[Stored data]

⟨

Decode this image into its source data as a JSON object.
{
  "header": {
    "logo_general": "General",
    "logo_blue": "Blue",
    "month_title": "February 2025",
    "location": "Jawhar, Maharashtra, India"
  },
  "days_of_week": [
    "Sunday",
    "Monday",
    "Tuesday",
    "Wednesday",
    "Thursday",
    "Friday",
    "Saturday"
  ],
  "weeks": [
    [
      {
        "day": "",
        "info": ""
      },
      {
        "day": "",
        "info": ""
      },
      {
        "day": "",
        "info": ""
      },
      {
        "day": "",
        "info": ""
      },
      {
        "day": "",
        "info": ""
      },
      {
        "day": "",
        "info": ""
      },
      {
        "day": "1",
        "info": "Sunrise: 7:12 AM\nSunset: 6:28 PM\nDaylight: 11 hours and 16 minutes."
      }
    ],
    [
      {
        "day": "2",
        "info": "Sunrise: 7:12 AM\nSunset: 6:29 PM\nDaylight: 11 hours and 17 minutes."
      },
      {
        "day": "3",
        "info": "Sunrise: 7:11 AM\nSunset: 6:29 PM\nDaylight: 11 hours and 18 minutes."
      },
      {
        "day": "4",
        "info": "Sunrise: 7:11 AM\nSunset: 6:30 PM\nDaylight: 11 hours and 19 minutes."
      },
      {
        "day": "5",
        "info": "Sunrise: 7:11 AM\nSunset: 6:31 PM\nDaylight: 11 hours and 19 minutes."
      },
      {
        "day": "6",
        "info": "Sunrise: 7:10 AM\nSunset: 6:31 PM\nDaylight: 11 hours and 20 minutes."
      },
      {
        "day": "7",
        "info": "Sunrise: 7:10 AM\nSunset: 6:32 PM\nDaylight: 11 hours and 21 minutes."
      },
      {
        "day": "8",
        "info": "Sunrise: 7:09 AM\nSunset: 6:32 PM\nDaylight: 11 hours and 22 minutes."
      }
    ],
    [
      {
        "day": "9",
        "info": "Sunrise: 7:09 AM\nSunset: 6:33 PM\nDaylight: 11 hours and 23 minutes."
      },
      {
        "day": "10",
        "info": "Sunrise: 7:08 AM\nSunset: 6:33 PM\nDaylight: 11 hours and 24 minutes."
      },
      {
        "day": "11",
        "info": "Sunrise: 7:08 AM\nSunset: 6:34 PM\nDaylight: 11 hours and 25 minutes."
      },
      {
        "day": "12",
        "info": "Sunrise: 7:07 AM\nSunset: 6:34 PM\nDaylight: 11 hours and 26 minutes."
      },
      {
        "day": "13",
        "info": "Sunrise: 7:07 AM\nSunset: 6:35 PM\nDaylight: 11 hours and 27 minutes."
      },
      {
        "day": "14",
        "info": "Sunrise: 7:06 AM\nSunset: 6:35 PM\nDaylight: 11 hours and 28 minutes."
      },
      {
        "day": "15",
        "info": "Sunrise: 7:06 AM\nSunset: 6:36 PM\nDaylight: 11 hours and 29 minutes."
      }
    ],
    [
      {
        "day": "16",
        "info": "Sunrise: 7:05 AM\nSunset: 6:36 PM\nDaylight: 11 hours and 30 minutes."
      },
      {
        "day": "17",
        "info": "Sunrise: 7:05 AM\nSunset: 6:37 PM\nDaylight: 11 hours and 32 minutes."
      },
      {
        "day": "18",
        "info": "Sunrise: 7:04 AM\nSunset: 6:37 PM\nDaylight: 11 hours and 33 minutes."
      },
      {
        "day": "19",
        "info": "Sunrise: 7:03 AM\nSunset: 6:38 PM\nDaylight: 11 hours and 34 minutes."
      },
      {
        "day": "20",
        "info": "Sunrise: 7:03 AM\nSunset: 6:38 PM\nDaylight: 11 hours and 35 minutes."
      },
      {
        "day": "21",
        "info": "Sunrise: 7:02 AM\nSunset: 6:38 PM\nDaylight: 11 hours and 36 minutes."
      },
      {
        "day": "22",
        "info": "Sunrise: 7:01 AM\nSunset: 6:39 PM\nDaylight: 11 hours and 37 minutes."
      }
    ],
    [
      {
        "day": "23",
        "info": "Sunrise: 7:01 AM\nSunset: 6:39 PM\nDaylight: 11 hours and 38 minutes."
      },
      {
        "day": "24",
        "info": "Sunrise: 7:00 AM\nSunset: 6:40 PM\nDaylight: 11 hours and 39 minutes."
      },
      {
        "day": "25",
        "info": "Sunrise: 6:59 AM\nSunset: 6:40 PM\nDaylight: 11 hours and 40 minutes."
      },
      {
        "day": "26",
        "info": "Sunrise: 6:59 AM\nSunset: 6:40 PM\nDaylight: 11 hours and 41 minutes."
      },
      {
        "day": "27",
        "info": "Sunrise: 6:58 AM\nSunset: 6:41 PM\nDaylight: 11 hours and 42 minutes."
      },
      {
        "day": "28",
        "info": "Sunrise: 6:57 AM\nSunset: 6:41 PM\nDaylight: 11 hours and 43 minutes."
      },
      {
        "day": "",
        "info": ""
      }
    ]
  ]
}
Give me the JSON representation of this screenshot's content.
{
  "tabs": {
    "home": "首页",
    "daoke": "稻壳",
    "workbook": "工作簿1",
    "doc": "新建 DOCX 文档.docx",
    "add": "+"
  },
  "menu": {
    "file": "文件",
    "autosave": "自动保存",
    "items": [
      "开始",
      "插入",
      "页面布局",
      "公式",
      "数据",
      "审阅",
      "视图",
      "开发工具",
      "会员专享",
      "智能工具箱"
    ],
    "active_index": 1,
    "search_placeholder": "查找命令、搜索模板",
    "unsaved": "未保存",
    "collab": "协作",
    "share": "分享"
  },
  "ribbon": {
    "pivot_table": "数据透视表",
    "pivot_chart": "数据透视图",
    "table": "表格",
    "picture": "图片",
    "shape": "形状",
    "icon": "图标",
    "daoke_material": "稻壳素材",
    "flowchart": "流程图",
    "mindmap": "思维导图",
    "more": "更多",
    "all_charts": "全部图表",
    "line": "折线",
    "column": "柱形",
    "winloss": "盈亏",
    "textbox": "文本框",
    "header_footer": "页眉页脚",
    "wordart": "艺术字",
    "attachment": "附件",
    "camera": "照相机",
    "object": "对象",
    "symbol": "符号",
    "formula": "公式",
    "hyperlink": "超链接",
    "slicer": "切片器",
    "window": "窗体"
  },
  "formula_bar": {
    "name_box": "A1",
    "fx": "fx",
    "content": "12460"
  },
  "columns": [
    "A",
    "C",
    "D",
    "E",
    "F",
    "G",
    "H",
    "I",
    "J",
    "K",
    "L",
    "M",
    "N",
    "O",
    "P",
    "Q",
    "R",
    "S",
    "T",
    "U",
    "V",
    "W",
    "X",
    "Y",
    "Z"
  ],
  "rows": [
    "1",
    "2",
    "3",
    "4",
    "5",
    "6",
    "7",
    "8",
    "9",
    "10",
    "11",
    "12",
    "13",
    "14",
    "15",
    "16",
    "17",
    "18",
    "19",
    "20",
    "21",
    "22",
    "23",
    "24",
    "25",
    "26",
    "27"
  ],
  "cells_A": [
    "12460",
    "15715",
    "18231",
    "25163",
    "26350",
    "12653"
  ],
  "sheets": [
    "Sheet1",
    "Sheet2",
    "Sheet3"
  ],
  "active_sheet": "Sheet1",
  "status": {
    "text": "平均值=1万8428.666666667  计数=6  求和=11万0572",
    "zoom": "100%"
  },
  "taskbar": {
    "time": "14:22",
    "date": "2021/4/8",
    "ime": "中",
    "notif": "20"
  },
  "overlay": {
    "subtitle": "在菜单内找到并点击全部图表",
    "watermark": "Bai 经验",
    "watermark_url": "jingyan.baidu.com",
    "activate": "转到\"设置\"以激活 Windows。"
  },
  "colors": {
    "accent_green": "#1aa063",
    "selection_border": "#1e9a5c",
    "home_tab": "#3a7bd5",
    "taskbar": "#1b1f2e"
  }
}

⟩

● **TASK PROMPT**: Find the word "JSON" in the records and pull out each line that has it.

● **RESULT FOR THIS EXERCISE**:
Decode this image into its source data as a JSON object.
Give me the JSON representation of this screenshot's content.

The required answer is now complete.